__TEXTO FORNECIDO__
※ ※ ※
Para a promotoria, o paciente que teve os órgãos retirados em 2001 ainda estava vivo antes da cirurgia e os seis médicos que participaram do procedimento foram denunciados pela falha no diagnóstico de morte encefálica e remoção ilegal de órgãos.
Para o Ministério Público, há a denúncia de que o paciente havia ingerido bebida alcoolica no dia anterior à internação. Dessa forma, nenhum procedimento a fim de diagnosticar a morte encefálica deveria ter sido realizado, já que o álcool funciona como depressor do Sistema Nervoso Central (SNC). Por isso, os médicos são acusados de ter condutas que teriam como finalidade a morte da vítima para a captação dos órgãos.
Denúncias do Ministério Público referentes aos médicos
O nefrologista e intensivista João Alberto Góes Brandão é apontado como o participante de todas as fases da captação, o que é expressamente proibido pela Lei de Transplantes. Segundo o Ministério Público, ele teria assistido ao paciente, mas não teria executado os procedimentos necessários para salvar a vida do mesmo e teria feito o exame para diagnosticar a morte encefálica de forma fraudulenta.
※ ※ ※
__DADOS FORNECIDOS__
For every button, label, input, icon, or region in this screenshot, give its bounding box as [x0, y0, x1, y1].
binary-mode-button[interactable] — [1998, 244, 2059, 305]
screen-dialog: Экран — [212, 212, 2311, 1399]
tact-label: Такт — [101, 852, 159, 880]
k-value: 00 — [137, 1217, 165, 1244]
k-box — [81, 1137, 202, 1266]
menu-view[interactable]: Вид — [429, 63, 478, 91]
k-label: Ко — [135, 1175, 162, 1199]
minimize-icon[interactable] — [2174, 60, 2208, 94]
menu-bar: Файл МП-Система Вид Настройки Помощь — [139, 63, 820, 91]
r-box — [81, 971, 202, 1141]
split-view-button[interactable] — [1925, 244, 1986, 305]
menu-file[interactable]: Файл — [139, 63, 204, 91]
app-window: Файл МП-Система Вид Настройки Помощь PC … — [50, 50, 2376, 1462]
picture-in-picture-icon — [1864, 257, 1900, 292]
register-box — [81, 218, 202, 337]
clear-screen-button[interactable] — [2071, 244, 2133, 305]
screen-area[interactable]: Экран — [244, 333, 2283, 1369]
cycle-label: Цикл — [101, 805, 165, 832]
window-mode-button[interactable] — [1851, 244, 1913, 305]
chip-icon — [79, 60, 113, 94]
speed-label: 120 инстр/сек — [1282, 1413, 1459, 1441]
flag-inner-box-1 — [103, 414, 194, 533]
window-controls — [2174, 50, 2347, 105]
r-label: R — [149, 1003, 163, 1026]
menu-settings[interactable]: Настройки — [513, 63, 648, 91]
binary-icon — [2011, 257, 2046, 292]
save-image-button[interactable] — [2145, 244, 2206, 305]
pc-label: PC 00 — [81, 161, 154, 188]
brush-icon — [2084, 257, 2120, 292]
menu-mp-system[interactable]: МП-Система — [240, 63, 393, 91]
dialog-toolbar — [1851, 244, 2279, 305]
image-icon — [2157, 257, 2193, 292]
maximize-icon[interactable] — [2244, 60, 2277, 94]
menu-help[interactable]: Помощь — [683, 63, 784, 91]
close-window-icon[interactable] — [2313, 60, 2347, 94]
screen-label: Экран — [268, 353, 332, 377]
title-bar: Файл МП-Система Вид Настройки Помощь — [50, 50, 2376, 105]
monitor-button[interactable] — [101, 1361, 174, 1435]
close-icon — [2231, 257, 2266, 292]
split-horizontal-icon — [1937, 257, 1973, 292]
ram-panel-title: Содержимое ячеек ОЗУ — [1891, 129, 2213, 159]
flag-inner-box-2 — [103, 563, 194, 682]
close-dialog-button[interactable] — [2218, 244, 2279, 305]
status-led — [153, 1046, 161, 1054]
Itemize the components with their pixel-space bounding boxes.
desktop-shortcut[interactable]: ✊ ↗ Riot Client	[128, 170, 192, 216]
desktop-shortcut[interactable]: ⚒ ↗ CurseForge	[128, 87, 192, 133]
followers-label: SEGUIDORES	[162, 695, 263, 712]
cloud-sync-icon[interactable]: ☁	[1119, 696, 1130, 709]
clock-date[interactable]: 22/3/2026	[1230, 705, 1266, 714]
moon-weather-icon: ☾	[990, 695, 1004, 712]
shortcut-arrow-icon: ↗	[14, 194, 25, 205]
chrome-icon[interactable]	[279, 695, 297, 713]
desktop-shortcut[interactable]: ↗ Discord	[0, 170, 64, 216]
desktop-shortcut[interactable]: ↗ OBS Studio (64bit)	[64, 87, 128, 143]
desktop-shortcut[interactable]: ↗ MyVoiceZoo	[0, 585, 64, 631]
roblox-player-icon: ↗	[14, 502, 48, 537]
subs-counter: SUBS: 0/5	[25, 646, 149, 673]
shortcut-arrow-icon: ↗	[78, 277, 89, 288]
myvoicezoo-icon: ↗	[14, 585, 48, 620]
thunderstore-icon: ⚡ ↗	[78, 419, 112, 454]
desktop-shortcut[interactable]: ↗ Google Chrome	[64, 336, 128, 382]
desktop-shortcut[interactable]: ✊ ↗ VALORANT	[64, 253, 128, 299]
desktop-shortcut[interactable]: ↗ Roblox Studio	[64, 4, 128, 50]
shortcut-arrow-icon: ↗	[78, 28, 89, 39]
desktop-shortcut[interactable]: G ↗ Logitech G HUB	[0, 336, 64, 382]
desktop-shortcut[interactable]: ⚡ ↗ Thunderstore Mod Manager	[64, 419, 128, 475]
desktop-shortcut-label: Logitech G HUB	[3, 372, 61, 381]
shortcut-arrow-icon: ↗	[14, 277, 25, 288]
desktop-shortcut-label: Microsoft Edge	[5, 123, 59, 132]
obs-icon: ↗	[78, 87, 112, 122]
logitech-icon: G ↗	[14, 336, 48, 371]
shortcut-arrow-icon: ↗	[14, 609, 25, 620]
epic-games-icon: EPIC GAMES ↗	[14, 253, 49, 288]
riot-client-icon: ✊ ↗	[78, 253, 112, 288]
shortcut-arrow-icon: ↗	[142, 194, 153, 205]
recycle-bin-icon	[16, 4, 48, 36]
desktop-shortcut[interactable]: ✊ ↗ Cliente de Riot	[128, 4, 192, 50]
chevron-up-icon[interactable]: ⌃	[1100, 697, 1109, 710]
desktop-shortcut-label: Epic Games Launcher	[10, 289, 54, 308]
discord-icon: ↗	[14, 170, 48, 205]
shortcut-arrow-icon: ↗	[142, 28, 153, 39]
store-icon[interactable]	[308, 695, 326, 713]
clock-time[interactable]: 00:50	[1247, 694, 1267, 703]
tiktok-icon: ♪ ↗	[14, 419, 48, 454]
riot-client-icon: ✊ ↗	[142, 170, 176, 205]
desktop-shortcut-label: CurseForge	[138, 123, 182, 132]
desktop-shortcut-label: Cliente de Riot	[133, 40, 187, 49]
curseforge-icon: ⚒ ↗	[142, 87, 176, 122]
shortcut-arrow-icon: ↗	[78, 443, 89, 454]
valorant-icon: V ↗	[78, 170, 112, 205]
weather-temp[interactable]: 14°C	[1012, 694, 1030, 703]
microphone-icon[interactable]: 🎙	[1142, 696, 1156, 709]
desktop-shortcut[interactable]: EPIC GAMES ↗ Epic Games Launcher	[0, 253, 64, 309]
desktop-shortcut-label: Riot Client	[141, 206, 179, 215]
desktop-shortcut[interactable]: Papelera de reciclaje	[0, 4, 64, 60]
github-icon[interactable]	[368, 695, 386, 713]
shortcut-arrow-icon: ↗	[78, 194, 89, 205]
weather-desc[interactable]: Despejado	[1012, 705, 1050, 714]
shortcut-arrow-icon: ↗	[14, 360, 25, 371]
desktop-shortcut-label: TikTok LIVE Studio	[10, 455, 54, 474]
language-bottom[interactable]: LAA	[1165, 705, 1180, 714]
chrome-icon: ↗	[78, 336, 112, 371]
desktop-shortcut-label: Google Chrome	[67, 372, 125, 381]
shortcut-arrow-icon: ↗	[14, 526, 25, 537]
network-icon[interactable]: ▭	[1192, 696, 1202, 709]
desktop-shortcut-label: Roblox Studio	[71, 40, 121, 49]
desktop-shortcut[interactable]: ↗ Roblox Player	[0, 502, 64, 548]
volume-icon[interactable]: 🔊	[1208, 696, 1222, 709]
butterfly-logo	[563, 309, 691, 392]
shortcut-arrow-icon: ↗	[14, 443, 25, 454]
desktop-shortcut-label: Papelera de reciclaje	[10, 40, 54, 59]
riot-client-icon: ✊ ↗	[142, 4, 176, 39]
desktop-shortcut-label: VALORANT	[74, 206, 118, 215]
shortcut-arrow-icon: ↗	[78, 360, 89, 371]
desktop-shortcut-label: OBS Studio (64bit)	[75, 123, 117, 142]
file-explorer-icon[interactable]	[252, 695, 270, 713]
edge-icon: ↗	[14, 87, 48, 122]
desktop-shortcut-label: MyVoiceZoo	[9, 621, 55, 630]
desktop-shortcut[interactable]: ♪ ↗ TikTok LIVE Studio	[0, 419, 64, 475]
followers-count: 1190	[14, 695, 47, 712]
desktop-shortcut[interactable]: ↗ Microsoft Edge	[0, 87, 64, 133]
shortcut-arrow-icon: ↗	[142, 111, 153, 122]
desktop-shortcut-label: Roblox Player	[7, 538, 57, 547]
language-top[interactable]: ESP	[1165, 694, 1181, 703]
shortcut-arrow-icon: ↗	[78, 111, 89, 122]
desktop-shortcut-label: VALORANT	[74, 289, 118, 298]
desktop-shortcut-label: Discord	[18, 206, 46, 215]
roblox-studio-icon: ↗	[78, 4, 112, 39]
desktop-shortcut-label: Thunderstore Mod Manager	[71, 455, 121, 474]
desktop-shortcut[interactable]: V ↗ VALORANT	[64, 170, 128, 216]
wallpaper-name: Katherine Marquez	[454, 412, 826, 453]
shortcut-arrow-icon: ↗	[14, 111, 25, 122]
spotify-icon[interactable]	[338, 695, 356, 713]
※ ※ ※
__PROBLEMA A RESOLVER__
Copie o trecho do texto sobre a remoção ilegal de órgãos que vai de "Para o Ministério" até "de forma fraudulenta.", inclusive. As linhas são um material independente do texto sobre a remoção ilegal de órgãos.

__SOLUÇÃO DO PROBLEMA__
Para o Ministério Público, há a denúncia de que o paciente havia ingerido bebida alcoolica no dia anterior à internação. Dessa forma, nenhum procedimento a fim de diagnosticar a morte encefálica deveria ter sido realizado, já que o álcool funciona como depressor do Sistema Nervoso Central (SNC). Por isso, os médicos são acusados de ter condutas que teriam como finalidade a morte da vítima para a captação dos órgãos.
Denúncias do Ministério Público referentes aos médicos
O nefrologista e intensivista João Alberto Góes Brandão é apontado como o participante de todas as fases da captação, o que é expressamente proibido pela Lei de Transplantes. Segundo o Ministério Público, ele teria assistido ao paciente, mas não teria executado os procedimentos necessários para salvar a vida do mesmo e teria feito o exame para diagnosticar a morte encefálica de forma fraudulenta.